▶ **Data excerpts**
>>>>>

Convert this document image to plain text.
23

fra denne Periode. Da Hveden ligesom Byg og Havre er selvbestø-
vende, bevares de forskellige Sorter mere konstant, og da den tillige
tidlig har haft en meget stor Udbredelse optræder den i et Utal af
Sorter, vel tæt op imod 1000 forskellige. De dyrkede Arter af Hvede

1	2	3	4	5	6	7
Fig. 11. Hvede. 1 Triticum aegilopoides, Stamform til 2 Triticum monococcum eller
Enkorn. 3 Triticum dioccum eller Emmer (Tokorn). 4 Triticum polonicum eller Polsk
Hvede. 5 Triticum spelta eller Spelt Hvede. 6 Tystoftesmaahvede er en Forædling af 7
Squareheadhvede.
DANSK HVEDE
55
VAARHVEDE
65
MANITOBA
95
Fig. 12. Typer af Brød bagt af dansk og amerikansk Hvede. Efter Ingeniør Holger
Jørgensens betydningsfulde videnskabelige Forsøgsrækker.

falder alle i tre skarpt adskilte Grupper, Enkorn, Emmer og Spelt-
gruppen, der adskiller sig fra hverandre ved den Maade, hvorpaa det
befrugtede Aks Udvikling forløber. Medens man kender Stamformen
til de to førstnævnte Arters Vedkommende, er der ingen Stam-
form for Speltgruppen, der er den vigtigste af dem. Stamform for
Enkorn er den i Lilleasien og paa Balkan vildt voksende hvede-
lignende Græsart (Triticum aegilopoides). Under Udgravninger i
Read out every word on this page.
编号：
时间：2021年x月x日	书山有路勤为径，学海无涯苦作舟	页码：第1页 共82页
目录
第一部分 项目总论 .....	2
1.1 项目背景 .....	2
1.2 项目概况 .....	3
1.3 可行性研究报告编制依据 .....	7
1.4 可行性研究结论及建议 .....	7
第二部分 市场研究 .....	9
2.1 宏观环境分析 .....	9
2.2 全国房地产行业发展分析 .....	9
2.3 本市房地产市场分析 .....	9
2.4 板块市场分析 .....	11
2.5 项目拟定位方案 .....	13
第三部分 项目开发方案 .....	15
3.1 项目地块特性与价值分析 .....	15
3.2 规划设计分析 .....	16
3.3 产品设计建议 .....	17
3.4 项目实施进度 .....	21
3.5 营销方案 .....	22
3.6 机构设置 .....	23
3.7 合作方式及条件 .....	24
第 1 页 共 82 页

<<<<<
>>>>>

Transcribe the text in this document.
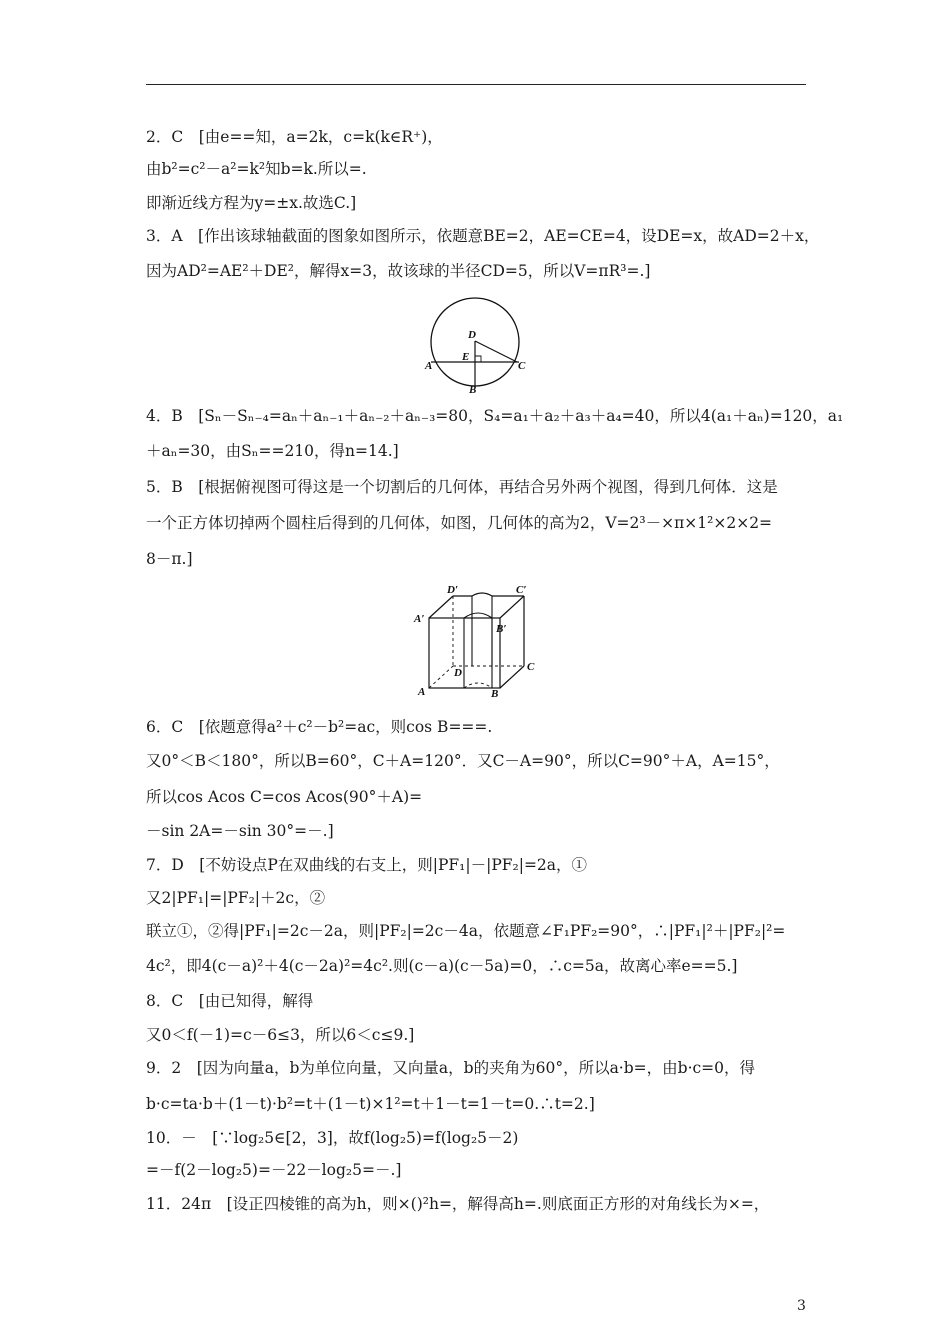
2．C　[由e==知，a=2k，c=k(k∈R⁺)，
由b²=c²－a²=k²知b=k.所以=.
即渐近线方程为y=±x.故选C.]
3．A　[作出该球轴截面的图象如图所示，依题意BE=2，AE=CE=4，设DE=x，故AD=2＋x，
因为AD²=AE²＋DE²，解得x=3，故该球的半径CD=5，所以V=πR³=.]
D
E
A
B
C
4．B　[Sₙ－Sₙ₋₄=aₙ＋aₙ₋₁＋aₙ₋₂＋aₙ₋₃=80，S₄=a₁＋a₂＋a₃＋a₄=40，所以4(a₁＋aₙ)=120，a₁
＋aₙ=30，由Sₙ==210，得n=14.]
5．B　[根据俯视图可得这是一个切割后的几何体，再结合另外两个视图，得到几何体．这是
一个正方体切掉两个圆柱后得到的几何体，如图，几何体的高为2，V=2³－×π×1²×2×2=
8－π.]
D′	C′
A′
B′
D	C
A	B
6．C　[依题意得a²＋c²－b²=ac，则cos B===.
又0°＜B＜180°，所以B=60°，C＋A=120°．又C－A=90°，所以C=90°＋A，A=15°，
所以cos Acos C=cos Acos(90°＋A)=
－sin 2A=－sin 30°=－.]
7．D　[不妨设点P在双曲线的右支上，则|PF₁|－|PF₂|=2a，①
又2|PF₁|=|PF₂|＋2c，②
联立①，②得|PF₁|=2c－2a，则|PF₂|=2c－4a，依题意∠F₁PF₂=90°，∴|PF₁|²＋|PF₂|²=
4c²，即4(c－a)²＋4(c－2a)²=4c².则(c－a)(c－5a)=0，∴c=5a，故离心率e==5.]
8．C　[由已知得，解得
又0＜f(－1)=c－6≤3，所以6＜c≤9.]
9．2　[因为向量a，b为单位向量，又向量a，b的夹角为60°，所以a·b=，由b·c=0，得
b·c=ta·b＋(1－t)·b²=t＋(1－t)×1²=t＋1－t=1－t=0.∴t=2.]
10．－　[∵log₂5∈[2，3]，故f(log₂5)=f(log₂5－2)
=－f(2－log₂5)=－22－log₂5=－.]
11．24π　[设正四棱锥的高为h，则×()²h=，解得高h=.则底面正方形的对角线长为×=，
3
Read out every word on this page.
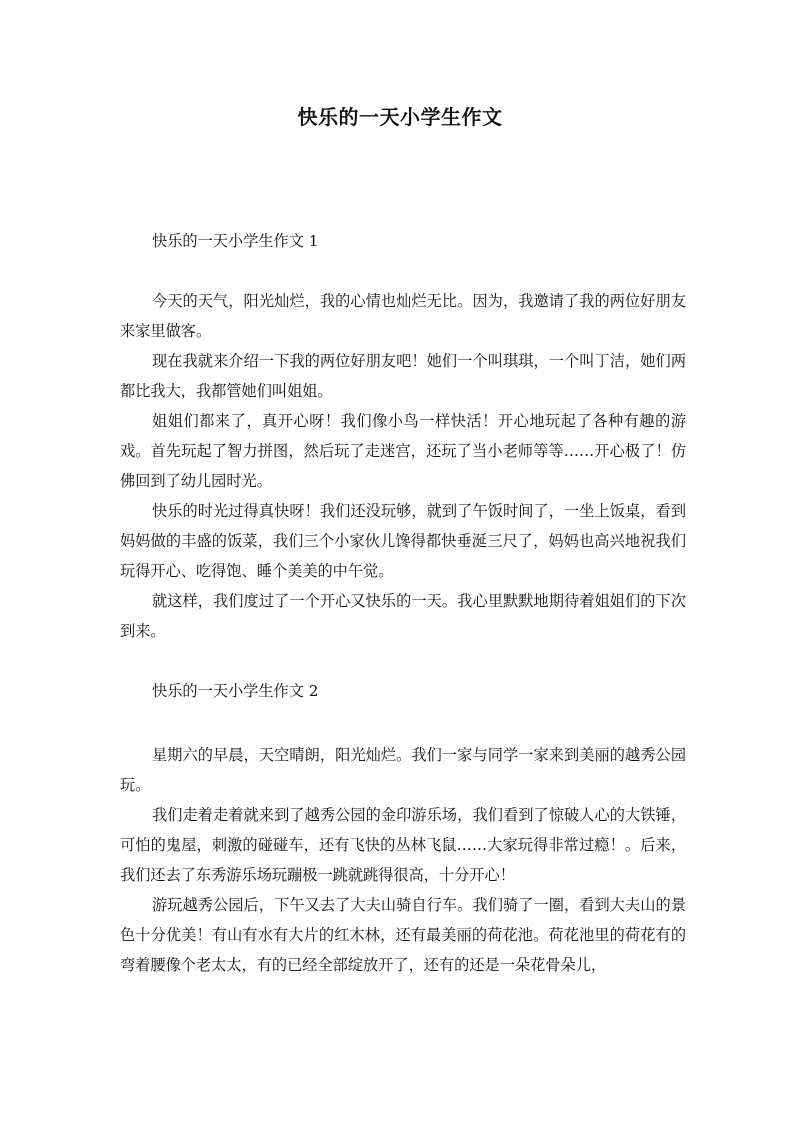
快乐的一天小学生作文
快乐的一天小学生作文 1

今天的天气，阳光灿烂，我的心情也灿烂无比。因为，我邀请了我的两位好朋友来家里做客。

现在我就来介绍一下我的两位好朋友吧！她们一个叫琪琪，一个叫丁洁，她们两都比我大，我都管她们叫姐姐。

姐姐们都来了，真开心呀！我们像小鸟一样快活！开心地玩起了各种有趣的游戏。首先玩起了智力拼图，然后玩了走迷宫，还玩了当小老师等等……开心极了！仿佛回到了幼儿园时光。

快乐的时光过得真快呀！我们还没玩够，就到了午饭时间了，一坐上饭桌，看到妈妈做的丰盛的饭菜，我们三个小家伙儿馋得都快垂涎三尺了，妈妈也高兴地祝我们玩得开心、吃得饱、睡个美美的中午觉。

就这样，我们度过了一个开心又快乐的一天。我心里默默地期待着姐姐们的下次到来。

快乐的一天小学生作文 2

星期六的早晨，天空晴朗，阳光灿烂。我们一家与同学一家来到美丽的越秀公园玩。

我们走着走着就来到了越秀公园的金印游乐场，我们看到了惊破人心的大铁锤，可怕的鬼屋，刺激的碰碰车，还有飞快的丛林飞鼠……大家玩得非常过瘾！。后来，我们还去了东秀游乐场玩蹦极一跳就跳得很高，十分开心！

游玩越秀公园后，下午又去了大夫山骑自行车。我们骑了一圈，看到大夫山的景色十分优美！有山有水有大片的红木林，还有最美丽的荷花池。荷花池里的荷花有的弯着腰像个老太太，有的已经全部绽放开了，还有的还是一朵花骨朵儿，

<<<<<

Where a line holds "aegilopoides", copy that line.

▶ **ANSWER FOR THIS EXERCISE**
Fig. 11. Hvede. 1 Triticum aegilopoides, Stamform til 2 Triticum monococcum eller
lignende Græsart (Triticum aegilopoides). Under Udgravninger i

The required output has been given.